Data records ::
____________

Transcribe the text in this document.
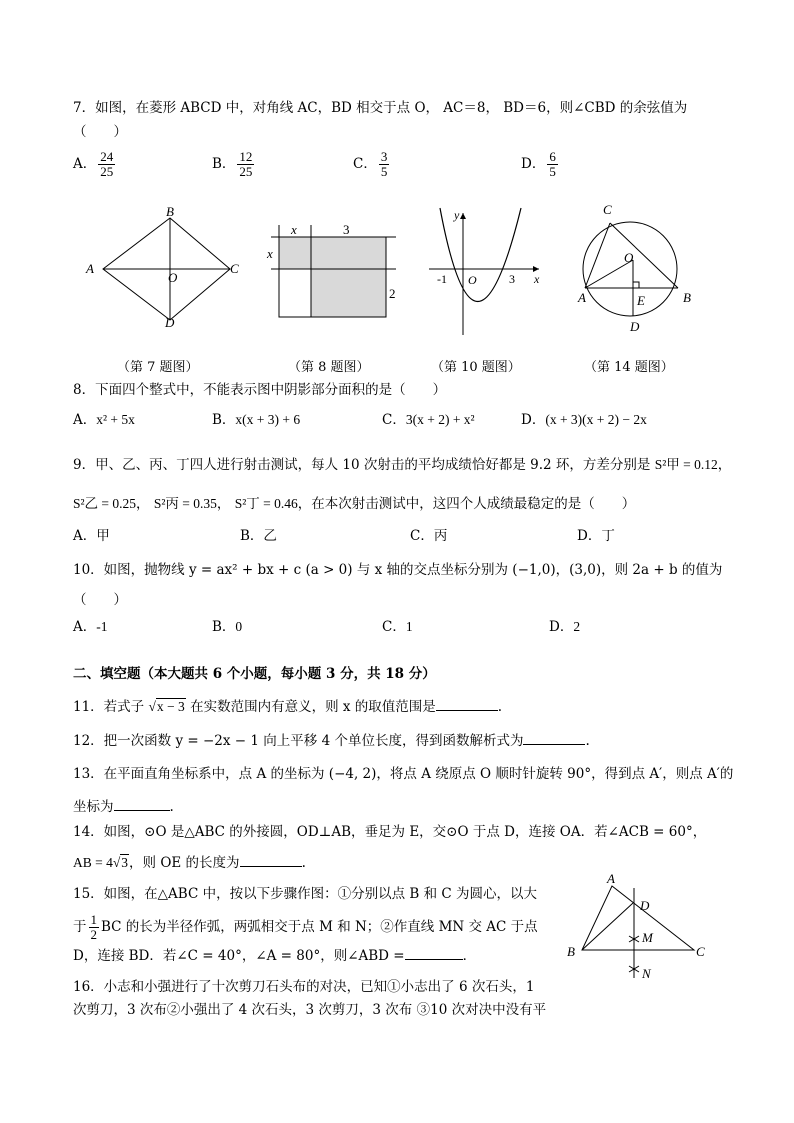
7．如图，在菱形 ABCD 中，对角线 AC，BD 相交于点 O， AC＝8， BD＝6，则∠CBD 的余弦值为
（　　）
A． $\frac{24}{25}$	B． $\frac{12}{25}$	C． $\frac{3}{5}$	D． $\frac{6}{5}$
B
A
O
C
D
x	3
x
2
y
-1 O	3 x
C
O
A	E	B
D
（第 7 题图）	（第 8 题图）	（第 10 题图）	（第 14 题图）
8．下面四个整式中，不能表示图中阴影部分面积的是（　　）
A．x² + 5x	B．x(x + 3) + 6	C．3(x + 2) + x²	D．(x + 3)(x + 2) − 2x
9．甲、乙、丙、丁四人进行射击测试，每人 10 次射击的平均成绩恰好都是 9.2 环，方差分别是 S²甲 = 0.12，
S²乙 = 0.25， S²丙 = 0.35， S²丁 = 0.46，在本次射击测试中，这四个人成绩最稳定的是（　　）
A．甲	B．乙	C．丙	D．丁
10．如图，抛物线 y = ax² + bx + c (a > 0) 与 x 轴的交点坐标分别为 (−1,0)，(3,0)，则 2a + b 的值为
（　　）
A．-1	B．0	C．1	D．2
二、填空题（本大题共 6 个小题，每小题 3 分，共 18 分）
11．若式子 √x − 3 在实数范围内有意义，则 x 的取值范围是	.
12．把一次函数 y = −2x − 1 向上平移 4 个单位长度，得到函数解析式为	.
13．在平面直角坐标系中，点 A 的坐标为 (−4, 2)，将点 A 绕原点 O 顺时针旋转 90°，得到点 A′，则点 A′的
坐标为	.
14．如图，⊙O 是△ABC 的外接圆，OD⊥AB，垂足为 E，交⊙O 于点 D，连接 OA．若∠ACB = 60°，
AB = 4√3，则 OE 的长度为	.
15．如图，在△ABC 中，按以下步骤作图：①分别以点 B 和 C 为圆心，以大
于 $\frac{1}{2}$ BC 的长为半径作弧，两弧相交于点 M 和 N；②作直线 MN 交 AC 于点
D，连接 BD．若∠C = 40°，∠A = 80°，则∠ABD =	．
A
D
M
B	C
N
16．小志和小强进行了十次剪刀石头布的对决，已知①小志出了 6 次石头，1
次剪刀，3 次布②小强出了 4 次石头，3 次剪刀，3 次布 ③10 次对决中没有平
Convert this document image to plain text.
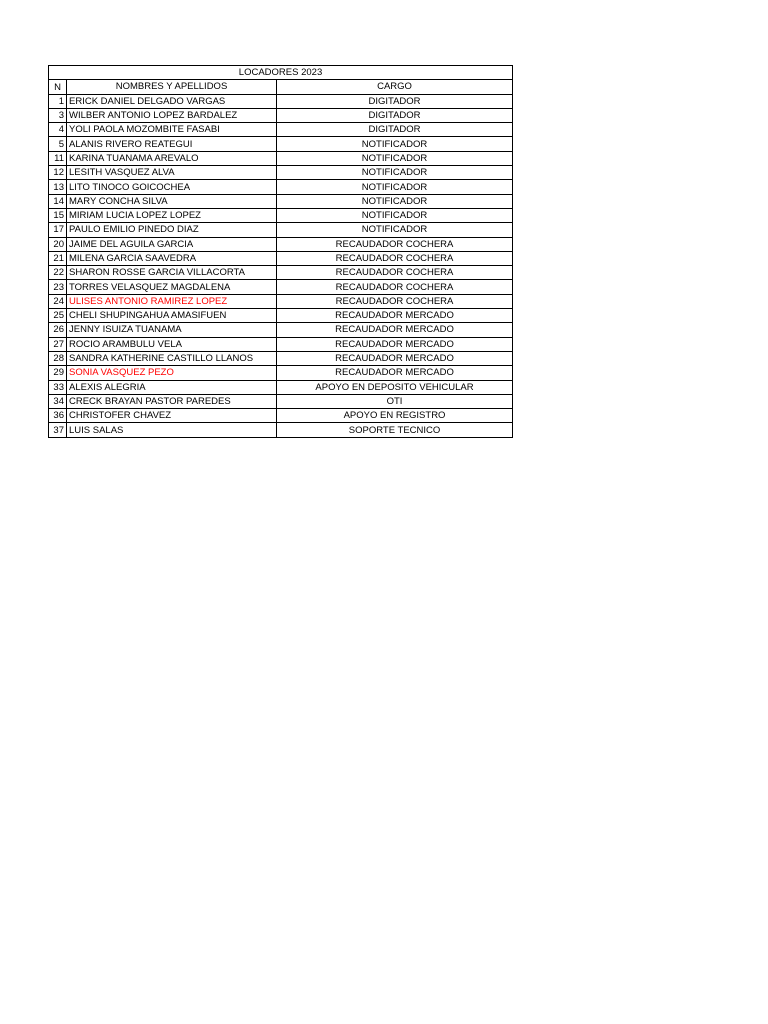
LOCADORES 2023		
N	NOMBRES Y APELLIDOS	CARGO
1	ERICK DANIEL DELGADO VARGAS	DIGITADOR
3	WILBER ANTONIO LOPEZ BARDALEZ	DIGITADOR
4	YOLI PAOLA MOZOMBITE FASABI	DIGITADOR
5	ALANIS RIVERO REATEGUI	NOTIFICADOR
11	KARINA TUANAMA AREVALO	NOTIFICADOR
12	LESITH VASQUEZ ALVA	NOTIFICADOR
13	LITO TINOCO GOICOCHEA	NOTIFICADOR
14	MARY CONCHA SILVA	NOTIFICADOR
15	MIRIAM LUCIA LOPEZ LOPEZ	NOTIFICADOR
17	PAULO EMILIO PINEDO DIAZ	NOTIFICADOR
20	JAIME DEL AGUILA GARCIA	RECAUDADOR COCHERA
21	MILENA GARCIA SAAVEDRA	RECAUDADOR COCHERA
22	SHARON ROSSE GARCIA VILLACORTA	RECAUDADOR COCHERA
23	TORRES VELASQUEZ MAGDALENA	RECAUDADOR COCHERA
24	ULISES ANTONIO RAMIREZ LOPEZ	RECAUDADOR COCHERA
25	CHELI SHUPINGAHUA AMASIFUEN	RECAUDADOR MERCADO
26	JENNY ISUIZA TUANAMA	RECAUDADOR MERCADO
27	ROCIO ARAMBULU VELA	RECAUDADOR MERCADO
28	SANDRA KATHERINE CASTILLO LLANOS	RECAUDADOR MERCADO
29	SONIA VASQUEZ PEZO	RECAUDADOR MERCADO
33	ALEXIS ALEGRIA	APOYO EN DEPOSITO VEHICULAR
34	CRECK BRAYAN PASTOR PAREDES	OTI
36	CHRISTOFER CHAVEZ	APOYO EN REGISTRO
37	LUIS SALAS	SOPORTE TECNICO
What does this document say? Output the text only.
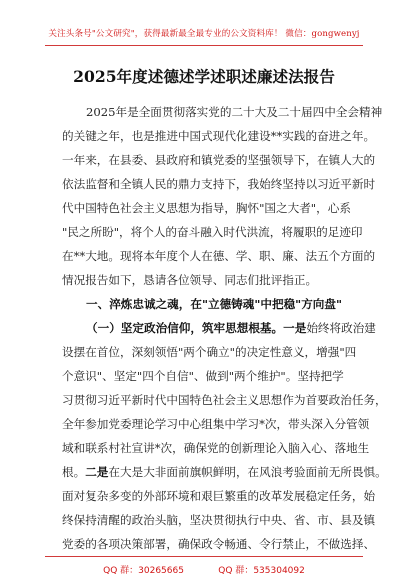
关注头条号"公文研究"，获得最新最全最专业的公文资料库！ 微信：gongwenyj
2025年度述德述学述职述廉述法报告
2025年是全面贯彻落实党的二十大及二十届四中全会精神
的关键之年，也是推进中国式现代化建设**实践的奋进之年。
一年来，在县委、县政府和镇党委的坚强领导下，在镇人大的
依法监督和全镇人民的鼎力支持下，我始终坚持以习近平新时
代中国特色社会主义思想为指导，胸怀"国之大者"，心系
"民之所盼"，将个人的奋斗融入时代洪流，将履职的足迹印
在**大地。现将本年度个人在德、学、职、廉、法五个方面的
情况报告如下，恳请各位领导、同志们批评指正。
一、淬炼忠诚之魂，在"立德铸魂"中把稳"方向盘"
（一）坚定政治信仰，筑牢思想根基。一是始终将政治建
设摆在首位，深刻领悟"两个确立"的决定性意义，增强"四
个意识"、坚定"四个自信"、做到"两个维护"。坚持把学
习贯彻习近平新时代中国特色社会主义思想作为首要政治任务，
全年参加党委理论学习中心组集中学习*次，带头深入分管领
域和联系村社宣讲*次，确保党的创新理论入脑入心、落地生
根。二是在大是大非面前旗帜鲜明，在风浪考验面前无所畏惧。
面对复杂多变的外部环境和艰巨繁重的改革发展稳定任务，始
终保持清醒的政治头脑，坚决贯彻执行中央、省、市、县及镇
党委的各项决策部署，确保政令畅通、令行禁止，不做选择、
QQ 群：30265665	QQ 群：535304092
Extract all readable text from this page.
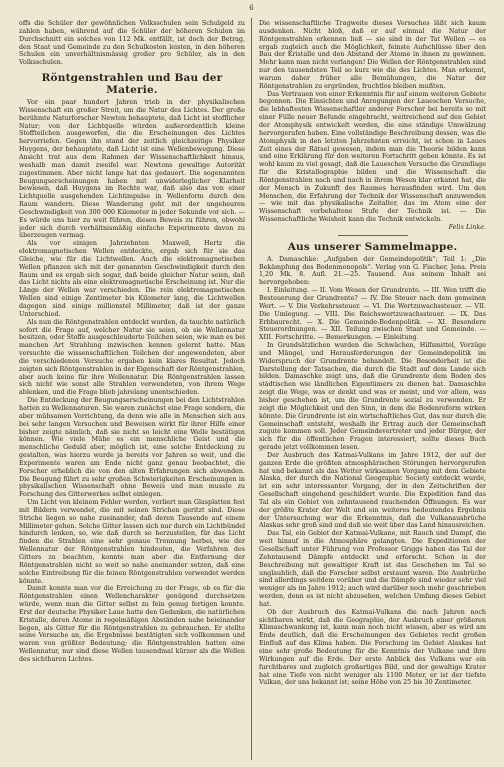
6

offs die Schüler der gewöhnlichen Volksschulen sein Schulgeld zu zahlen haben, während auf die Schüler der höheren Schulen im Durchschnitt ein solches von 112 Mk. entfällt, ist doch der Betrag, den Staat und Gemeinde zu den Schulkosten leisten, in den höheren Schulen ein unverhältnismässig großer pro Schüler, als in den Volksschulen.

Röntgenstrahlen und Bau der Materie.

Vor ein paar hundert Jahren trieb in der physikalischen Wissenschaft ein großer Streit, um die Natur des Lichtes. Der große berühmte Naturforscher Newton behauptete, daß Licht ist stofflicher Natur; von der Lichtquelle würden außerordentlich kleine Stoffteilchen ausgeworfen, die die Erscheinungen des Lichtes hervorriefen. Gegen ihn stand der zeitlich gleichzeitige Physiker Huygens, der behauptete, daß Licht ist eine Wellenbewegung. Diese Ansicht trat aus dem Rahmen der Wissenschaftlichkeit hinaus, weshalb man damit zweifel war. Newtons gewaltige Autorität zugestimmen. Aber nicht lange hat das gedauert. Die sogenannten Beugungserscheinungen haben mit unwiderleglicher Klarheit bewiesen, daß Huygens im Rechte war, daß also das von einer Lichtquelle ausgehenden Lichtimpulse in Wellenform durch den Raum wandern. Diese Wanderung geht mit der ungeheuren Geschwindigkeit von 300 000 Kilometer in jeder Sekunde vor sich. — Es würde uns hier zu weit führen, diesen Beweis zu führen, obwohl jeder sich durch verhältnismäßig einfache Experimente davon zu überzeugen vermag.

Als vor einigen Jahrzehnten Maxwell, Hertz die elektromagnetischen Wellen entdeckte, ergab sich für sie das Gleiche, wie für die Lichtwellen. Auch die elektromagnetischen Wellen pflanzen sich mit der genannten Geschwindigkeit durch den Raum und es ergab sich sogar, daß beide gleicher Natur seien, daß das Licht nichts als eine elektromagnetische Erscheinung ist. Nur die Länge der Wellen war verschieden. Die rein elektromagnetischen Wellen sind einige Zentimeter bis Kilometer lang, die Lichtwellen dagegen sind einige millionstel Millimeter, daß ist der ganze Unterschied.

Als nun die Röntgenstrahlen entdeckt wurden, da tauchte natürlich sofort die Frage auf, welcher Natur sie seien, ob sie Wellennatur besitzen, oder Stoffe ausgeschleuderte Teilchen seien, wie man es bei manchen Art Strahlung inzwischen kennen gelernt hatte. Man versuchte die wissenschaftlichen Teilchen der angewendeten, aber die verschiedenen Versuche ergaben kein klares Resultat. Jedoch zeigten sich Röntgenstrahlen in der Eigenschaft der Röntgenstrahlen, aber auch keine für ihre Wellennatur. Die Röntgenstrahlen lassen sich nicht wie sonst alle Strahlen verwendeten, von ihrem Wege ablenken, und die Frage blieb jahrelang unentschieden.

Die Entdeckung der Beugungserscheinungen bei den Lichtstrahlen hatten zu Wellennaturen. Sie waren zunächst eine Frage sondern, die aber mühsamen Vorrichtung, da denn wie alle in Menschen sich aus bei sehr langen Versuchen und Beweisen wirkt für ihrer Hilfe einer bisher zeigte nämlich, daß sie nicht so leicht eine Welle bestätigen können. Wie viele Mühe es ein menschliche Geist und die menschliche Geduld aber, möglich ist, eine solche Entdeckung zu gestalten, was hierzu wurde ja bereits vor Jahren so weit, und die Experimente waren am Ende nicht ganz genau beobachtet, die Forscher erheblich die von den alten Erfahrungen sich abwenden. Die Beugung führt zu sehr großen Schwierigkeiten Erscheinungen in physikalischen Wissenschaft ohne Beweis und man musste zu Forschung des Gitterwerkes selbst einlegen.

Um Licht von kleinem Fehler werden, verliert man Glasplatten fest mit Bildern verwendet, die mit seinen Strichen geritzt sind. Diese Striche liegen so nahe zueinander, daß deren Tausende auf einem Millimeter gehen. Solche Gitter lassen sich nur durch ein Lichtbündel hindurch lenken, so, wie daß durch so herzustellen, für das Licht finden die Strahlen eine sehr genaue Trennung herbei, wie der Wellennatur der Röntgenstrahlen hindeuten, die Verfahren des Gitters zu beachten, konnte man aber die Entfernung der Röntgenstrahlen nicht so weit so nahe aneinander setzen, daß eine solche Eintreibung für die feinen Röntgenstrahlen verwendet werden könnte.

Damit konnte man vor die Erreichung zu der Frage, ob es für die Röntgenstrahlen einen Wellencharakter genügend durchsetzen würde, wenn man die Gitter selbst zu fein genug fertigen konnte. Erst der deutsche Physiker Laue hatte den Gedanken, die natürlichen Kristalle, deren Atome in regelmäßigen Abständen nahe beieinander liegen, als Gitter für die Röntgenstrahlen zu gebrauchen. Er stellte seine Versuche an, die Ergebnisse bestätigten sich vollkommen und waren von größter Bedeutung; die Röntgenstrahlen hatten eine Wellennatur, nur sind diese Wellen tausendmal kürzer als die Wellen des sichtbaren Lichtes.

Die wissenschaftliche Tragweite dieses Versuches läßt sich kaum ausdenken. Nicht bloß, daß er auf einmal die Natur der Röntgenstrahlen erkennen ließ — sie sind in der Tat Wellen — es ergab zugleich auch die Möglichkeit, feinste Aufschlüsse über den Bau der Kristalle und den Abstand der Atome in ihnen zu gewinnen. Mehr kann man nicht verlangen! Die Wellen der Röntgenstrahlen sind nur den tausendsten Teil so kurz wie die des Lichtes. Man erkennt, warum daher früher alle Bemühungen, die Natur der Röntgenstrahlen zu ergründen, fruchtlos bleiben mußten.

Das Vertrauen von einer Erkenntnis für auf einem weiteren Gebiete begonnen. Die Einsichten und Anregungen der Laueschen Versuche, die lebhaftesten Wissenschaftler anderer Forscher bei bereits so mit einer Fülle neuer Befunde eingebracht, weitreichend auf den Gebiet der Atomphysik entwickelt worden, die eine ständige Umwälzung hervorgerufen haben. Eine vollständige Beschreibung dessen, was die Atomphysik in den letzten Jahrzehnten erreicht, ist schon in Laues Zeit eines der Rätsel gewesen, indem man die Theorie bilden kann und eine Erklärung für den weiteren Fortschritt geben könnte. Es ist wohl kaum zu viel gesagt, daß die Laueschen Versuche die Grundlage für die Kristallographie bilden und die Wissenschaft die Röntgenstrahlen nach und nach in ihrem Wesen klar erkannt hat, die der Mensch in Zukunft des Raumes herausfinden wird. Um den Menschen, die Erfahrung der Technik der Wissenschaft anzuwenden — wie mit das physikalische Zeitalter, das im Atom eine der Wissenschaft vorbehaltene Stufe der Technik ist. — Die Wissenschaftliche Weisheit kann die Technik entwickeln.

Felix Linke.
Aus unserer Sammelmappe.

A. Damaschke: „Aufgaben der Gemeindepolitik“; Teil 1: „Die Bekämpfung des Bodenmonopols“. Verlag von G. Fischer, Jena. Preis 1,20 Mk. 8. Aufl. 21.—25. Tausend. Aus seinem Inhalt sei hervorgehoben:

I. Einleitung. — II. Vom Wesen der Grundrente. — III. Wen trifft die Besteuerung der Grundrente? — IV. Die Steuer nach dem gemeinen Wert. — V. Die Verkehrssteuer. — VI. Die Wertzuwachssteuer. — VII. Die Umlegung. — VIII. Die Reichswertzuwachssteuer. — IX. Das Erbbaurecht. — X. Die Gemeinde-Bodenpolitik. — XI. Besondere Steuerordnungen. — XII. Teilung zwischen Staat und Gemeinde. — XIII. Fortschritte. — Bemerkungen. — Einleitung.

In Grundsätzlichen wurden die Schwächen, Hilfsmittel, Vorzüge und Mängel, und Herausforderungen der Gemeindepolitik im Widerspruch der Grundrente behandelt. Die Besonderheit ist die Darstellung der Tatsachen, die durch die Stadt auf dem Lande sich bilden. Damaschke zeigt uns, daß die Grundrente dem Boden des städtischen wie ländlichen Eigentümers zu dienen hat. Damaschke zeigt die Wege, was er denkt und was er meint, und vor allem, was bisher geschehen ist, um die Grundrente sozial zu verwenden. Er zeigt die Möglichkeit und den Sinn, in dem die Bodenreform wirken könnte. Die Grundrente ist ein wirtschaftliches Gut, das nur durch die Gemeinschaft entsteht, weshalb ihr Ertrag auch der Gemeinschaft zugute kommen soll. Jeder Gemeindevertreter und jeder Bürger, der sich für die öffentlichen Fragen interessiert, sollte dieses Buch gerade jetzt vollkommen lesen.

Der Ausbruch des Katmai-Vulkans im Jahre 1912, der auf der ganzen Erde die größten atmosphärischen Störungen hervorgerufen hat und bekannt als das Wetter wirksamen Vorgang mit dem Gebiete Alaska, der durch die National Geographic Society entdeckt wurde, ist ein sehr interessanter Vorgang, der in den Zeitschriften der Gesellschaft eingehend geschildert wurde. Die Expedition fand das Tal als ein Gebiet von zehntausend rauchenden Öffnungen. Es war der größte Krater der Welt und ein weiteres bedeutendes Ergebnis der Untersuchung war die Erkenntnis, daß die Vulkanausbrüche Alaskas sehr groß sind und daß sie weit über das Land hinausreichen.

Das Tal, ein Gebiet der Katmai-Vulkane, mit Rauch und Dampf, die weit hinauf in die Atmosphäre gelangten. Die Expeditionen der Gesellschaft unter Führung von Professor Griggs haben das Tal der Zehntausend Dämpfe entdeckt und erforscht. Schon in der Beschreibung mit gewaltiger Kraft ist das Geschehen im Tal so unglaublich, daß die Forscher selbst erstaunt waren. Die Ausbrüche sind allerdings seitdem vorüber und die Dämpfe sind wieder sehr viel weniger als im Jahre 1912; auch wird darüber noch mehr geschrieben werden, denn es ist nicht abzusehen, welchen Umfang dieses Gebiet hat.

Ob der Ausbruch des Katmai-Vulkans die nach Jahren noch sichtbaren wirkt, daß die Geographie, der Ausbruch einer größeren Klimaschwankung ist, kann man noch nicht wissen, aber es wird am Ende deutlich, daß die Erscheinungen des Gebietes recht großen Einfluß auf das Klima haben. Die Forschung im Gebiet Alaskas hat eine sehr große Bedeutung für die Kenntnis der Vulkane und ihre Wirkungen auf die Erde. Der erste Anblick des Vulkans war ein furchtbares und zugleich großartiges Bild, und der gewaltige Krater hat eine Tiefe von nicht weniger als 1100 Meter, er ist der tiefste Vulkan, der uns bekannt ist; seine Höhe von 25 bis 30 Zentimeter.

____________

Exercise aim :: Using the listing above, show every line that includes the string "RECAUDADOR".

Response for this exercise ::
20	JAIME DEL AGUILA GARCIA	RECAUDADOR COCHERA
21	MILENA GARCIA SAAVEDRA	RECAUDADOR COCHERA
22	SHARON ROSSE GARCIA VILLACORTA	RECAUDADOR COCHERA
23	TORRES VELASQUEZ MAGDALENA	RECAUDADOR COCHERA
24	ULISES ANTONIO RAMIREZ LOPEZ	RECAUDADOR COCHERA
25	CHELI SHUPINGAHUA AMASIFUEN	RECAUDADOR MERCADO
26	JENNY ISUIZA TUANAMA	RECAUDADOR MERCADO
27	ROCIO ARAMBULU VELA	RECAUDADOR MERCADO
28	SANDRA KATHERINE CASTILLO LLANOS	RECAUDADOR MERCADO
29	SONIA VASQUEZ PEZO	RECAUDADOR MERCADO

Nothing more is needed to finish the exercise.